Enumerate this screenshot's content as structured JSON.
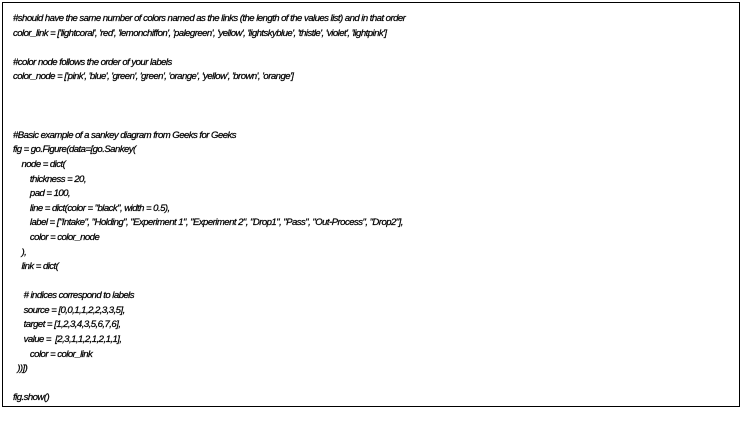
{
  "code": {
    "lines": [
      "#should have the same number of colors named as the links (the length of the values list) and in that order",
      "color_link = ['lightcoral', 'red', 'lemonchiffon', 'palegreen', 'yellow', 'lightskyblue', 'thistle', 'violet', 'lightpink']",
      "",
      "#color node follows the order of your labels",
      "color_node = ['pink', 'blue', 'green', 'green', 'orange', 'yellow', 'brown', 'orange']",
      "",
      "",
      "",
      "#Basic example of a sankey diagram from Geeks for Geeks",
      "fig = go.Figure(data=[go.Sankey(",
      "    node = dict(",
      "        thickness = 20,",
      "        pad = 100,",
      "        line = dict(color = \"black\", width = 0.5),",
      "        label = [\"Intake\", \"Holding\", \"Experiment 1\", \"Experiment 2\", \"Drop1\", \"Pass\", \"Out-Process\", \"Drop2\"],",
      "        color = color_node",
      "    ),",
      "    link = dict(",
      "",
      "     # indices correspond to labels",
      "     source = [0,0,1,1,2,2,3,3,5],",
      "     target = [1,2,3,4,3,5,6,7,6],",
      "     value =  [2,3,1,1,2,1,2,1,1],",
      "        color = color_link",
      "  ))])",
      "",
      "fig.show()"
    ]
  }
}
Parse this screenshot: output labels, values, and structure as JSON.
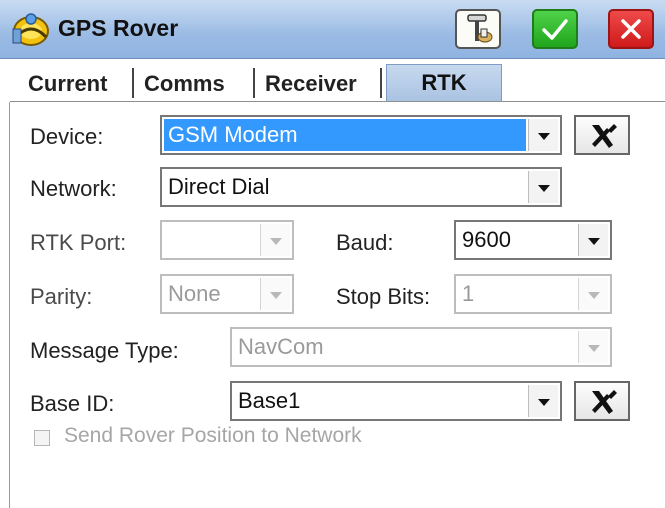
{
  "window": {
    "title": "GPS Rover"
  },
  "toolbar": {
    "receiver_icon": "gps-receiver-icon",
    "ok_icon": "checkmark-icon",
    "cancel_icon": "close-icon"
  },
  "tabs": [
    {
      "label": "Current"
    },
    {
      "label": "Comms"
    },
    {
      "label": "Receiver"
    },
    {
      "label": "RTK",
      "active": true
    }
  ],
  "form": {
    "device": {
      "label": "Device:",
      "value": "GSM Modem"
    },
    "network": {
      "label": "Network:",
      "value": "Direct Dial"
    },
    "rtk_port": {
      "label": "RTK Port:",
      "value": ""
    },
    "baud": {
      "label": "Baud:",
      "value": "9600"
    },
    "parity": {
      "label": "Parity:",
      "value": "None"
    },
    "stop_bits": {
      "label": "Stop Bits:",
      "value": "1"
    },
    "message_type": {
      "label": "Message Type:",
      "value": "NavCom"
    },
    "base_id": {
      "label": "Base ID:",
      "value": "Base1"
    },
    "send_rover_position": {
      "label": "Send Rover Position to Network",
      "checked": false,
      "enabled": false
    }
  },
  "colors": {
    "selection": "#3399ff",
    "ok": "#20a51c",
    "cancel": "#cf1a1a",
    "titlebar": "#9bbbe4"
  }
}
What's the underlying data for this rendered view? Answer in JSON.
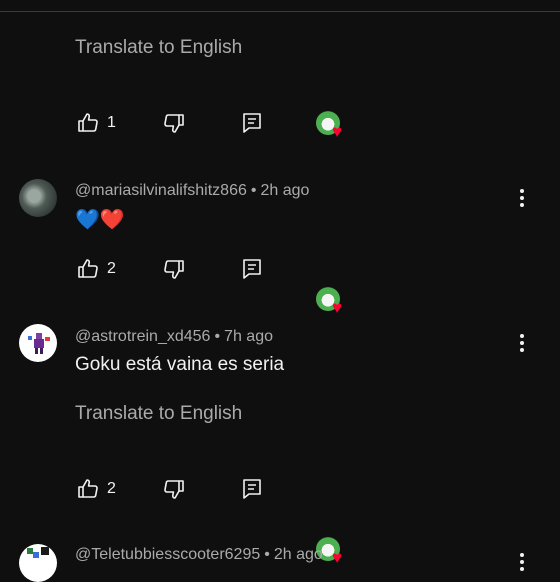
{
  "comments": [
    {
      "translate_label": "Translate to English",
      "likes": "1"
    },
    {
      "author": "@mariasilvinalifshitz866",
      "separator": "•",
      "time": "2h ago",
      "text": "💙❤️",
      "likes": "2"
    },
    {
      "author": "@astrotrein_xd456",
      "separator": "•",
      "time": "7h ago",
      "text": "Goku está vaina es seria",
      "translate_label": "Translate to English",
      "likes": "2"
    },
    {
      "author": "@Teletubbiesscooter6295",
      "separator": "•",
      "time": "2h ago"
    }
  ],
  "icons": {
    "like": "thumbs-up-icon",
    "dislike": "thumbs-down-icon",
    "reply": "reply-comment-icon",
    "creator_heart": "creator-heart-icon",
    "more": "more-vertical-icon"
  },
  "colors": {
    "background": "#0f0f0f",
    "text": "#f1f1f1",
    "secondary_text": "#aaaaaa",
    "heart": "#ff0033"
  }
}
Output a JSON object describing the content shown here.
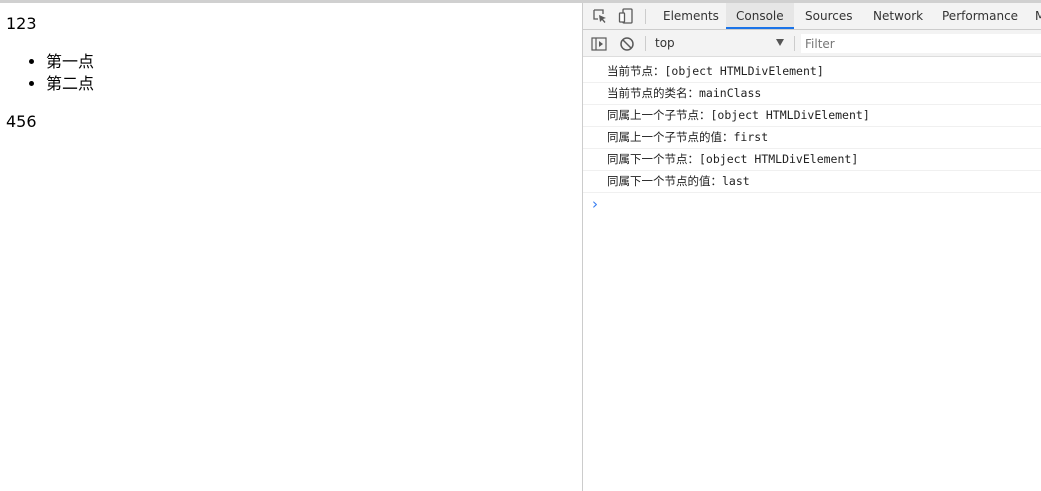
{
  "page": {
    "paragraph_first": "123",
    "list_items": [
      "第一点",
      "第二点"
    ],
    "paragraph_second": "456"
  },
  "devtools": {
    "tools": {
      "inspect_icon": "inspect-element-icon",
      "device_icon": "device-toolbar-icon"
    },
    "tabs": [
      {
        "label": "Elements",
        "active": false
      },
      {
        "label": "Console",
        "active": true
      },
      {
        "label": "Sources",
        "active": false
      },
      {
        "label": "Network",
        "active": false
      },
      {
        "label": "Performance",
        "active": false
      },
      {
        "label": "M",
        "active": false
      }
    ],
    "toolbar": {
      "sidebar_icon": "show-sidebar-icon",
      "clear_icon": "clear-console-icon",
      "context": "top",
      "filter_placeholder": "Filter"
    },
    "console_messages": [
      "当前节点：[object HTMLDivElement]",
      "当前节点的类名：mainClass",
      "同属上一个子节点：[object HTMLDivElement]",
      "同属上一个子节点的值：first",
      "同属下一个节点：[object HTMLDivElement]",
      "同属下一个节点的值：last"
    ],
    "prompt_symbol": "›"
  },
  "colors": {
    "accent": "#1a73e8",
    "prompt": "#367cf1",
    "toolbar_bg": "#f3f3f3"
  }
}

---*---

**WRITTEN EXERCISE:**
Quote every record above exactly, leaving out the pictures.

**RESPONSE TO THIS TASK:**
Enumerate this screenshot's content as structured JSON.
{
  "code": {
    "lines": [
      "#should have the same number of colors named as the links (the length of the values list) and in that order",
      "color_link = ['lightcoral', 'red', 'lemonchiffon', 'palegreen', 'yellow', 'lightskyblue', 'thistle', 'violet', 'lightpink']",
      "",
      "#color node follows the order of your labels",
      "color_node = ['pink', 'blue', 'green', 'green', 'orange', 'yellow', 'brown', 'orange']",
      "",
      "",
      "",
      "#Basic example of a sankey diagram from Geeks for Geeks",
      "fig = go.Figure(data=[go.Sankey(",
      "    node = dict(",
      "        thickness = 20,",
      "        pad = 100,",
      "        line = dict(color = \"black\", width = 0.5),",
      "        label = [\"Intake\", \"Holding\", \"Experiment 1\", \"Experiment 2\", \"Drop1\", \"Pass\", \"Out-Process\", \"Drop2\"],",
      "        color = color_node",
      "    ),",
      "    link = dict(",
      "",
      "     # indices correspond to labels",
      "     source = [0,0,1,1,2,2,3,3,5],",
      "     target = [1,2,3,4,3,5,6,7,6],",
      "     value =  [2,3,1,1,2,1,2,1,1],",
      "        color = color_link",
      "  ))])",
      "",
      "fig.show()"
    ]
  }
}
Parse this screenshot: output labels, values, and structure as JSON.
{
  "window": {
    "title": "GPS Rover"
  },
  "toolbar": {
    "receiver_icon": "gps-receiver-icon",
    "ok_icon": "checkmark-icon",
    "cancel_icon": "close-icon"
  },
  "tabs": [
    {
      "label": "Current"
    },
    {
      "label": "Comms"
    },
    {
      "label": "Receiver"
    },
    {
      "label": "RTK",
      "active": true
    }
  ],
  "form": {
    "device": {
      "label": "Device:",
      "value": "GSM Modem"
    },
    "network": {
      "label": "Network:",
      "value": "Direct Dial"
    },
    "rtk_port": {
      "label": "RTK Port:",
      "value": ""
    },
    "baud": {
      "label": "Baud:",
      "value": "9600"
    },
    "parity": {
      "label": "Parity:",
      "value": "None"
    },
    "stop_bits": {
      "label": "Stop Bits:",
      "value": "1"
    },
    "message_type": {
      "label": "Message Type:",
      "value": "NavCom"
    },
    "base_id": {
      "label": "Base ID:",
      "value": "Base1"
    },
    "send_rover_position": {
      "label": "Send Rover Position to Network",
      "checked": false,
      "enabled": false
    }
  },
  "colors": {
    "selection": "#3399ff",
    "ok": "#20a51c",
    "cancel": "#cf1a1a",
    "titlebar": "#9bbbe4"
  }
}
What's the underlying data for this rendered view? Answer in JSON.
{
  "comments": [
    {
      "translate_label": "Translate to English",
      "likes": "1"
    },
    {
      "author": "@mariasilvinalifshitz866",
      "separator": "•",
      "time": "2h ago",
      "text": "💙❤️",
      "likes": "2"
    },
    {
      "author": "@astrotrein_xd456",
      "separator": "•",
      "time": "7h ago",
      "text": "Goku está vaina es seria",
      "translate_label": "Translate to English",
      "likes": "2"
    },
    {
      "author": "@Teletubbiesscooter6295",
      "separator": "•",
      "time": "2h ago"
    }
  ],
  "icons": {
    "like": "thumbs-up-icon",
    "dislike": "thumbs-down-icon",
    "reply": "reply-comment-icon",
    "creator_heart": "creator-heart-icon",
    "more": "more-vertical-icon"
  },
  "colors": {
    "background": "#0f0f0f",
    "text": "#f1f1f1",
    "secondary_text": "#aaaaaa",
    "heart": "#ff0033"
  }
}
Output a JSON object describing the content shown here.
{
  "page": {
    "paragraph_first": "123",
    "list_items": [
      "第一点",
      "第二点"
    ],
    "paragraph_second": "456"
  },
  "devtools": {
    "tools": {
      "inspect_icon": "inspect-element-icon",
      "device_icon": "device-toolbar-icon"
    },
    "tabs": [
      {
        "label": "Elements",
        "active": false
      },
      {
        "label": "Console",
        "active": true
      },
      {
        "label": "Sources",
        "active": false
      },
      {
        "label": "Network",
        "active": false
      },
      {
        "label": "Performance",
        "active": false
      },
      {
        "label": "M",
        "active": false
      }
    ],
    "toolbar": {
      "sidebar_icon": "show-sidebar-icon",
      "clear_icon": "clear-console-icon",
      "context": "top",
      "filter_placeholder": "Filter"
    },
    "console_messages": [
      "当前节点：[object HTMLDivElement]",
      "当前节点的类名：mainClass",
      "同属上一个子节点：[object HTMLDivElement]",
      "同属上一个子节点的值：first",
      "同属下一个节点：[object HTMLDivElement]",
      "同属下一个节点的值：last"
    ],
    "prompt_symbol": "›"
  },
  "colors": {
    "accent": "#1a73e8",
    "prompt": "#367cf1",
    "toolbar_bg": "#f3f3f3"
  }
}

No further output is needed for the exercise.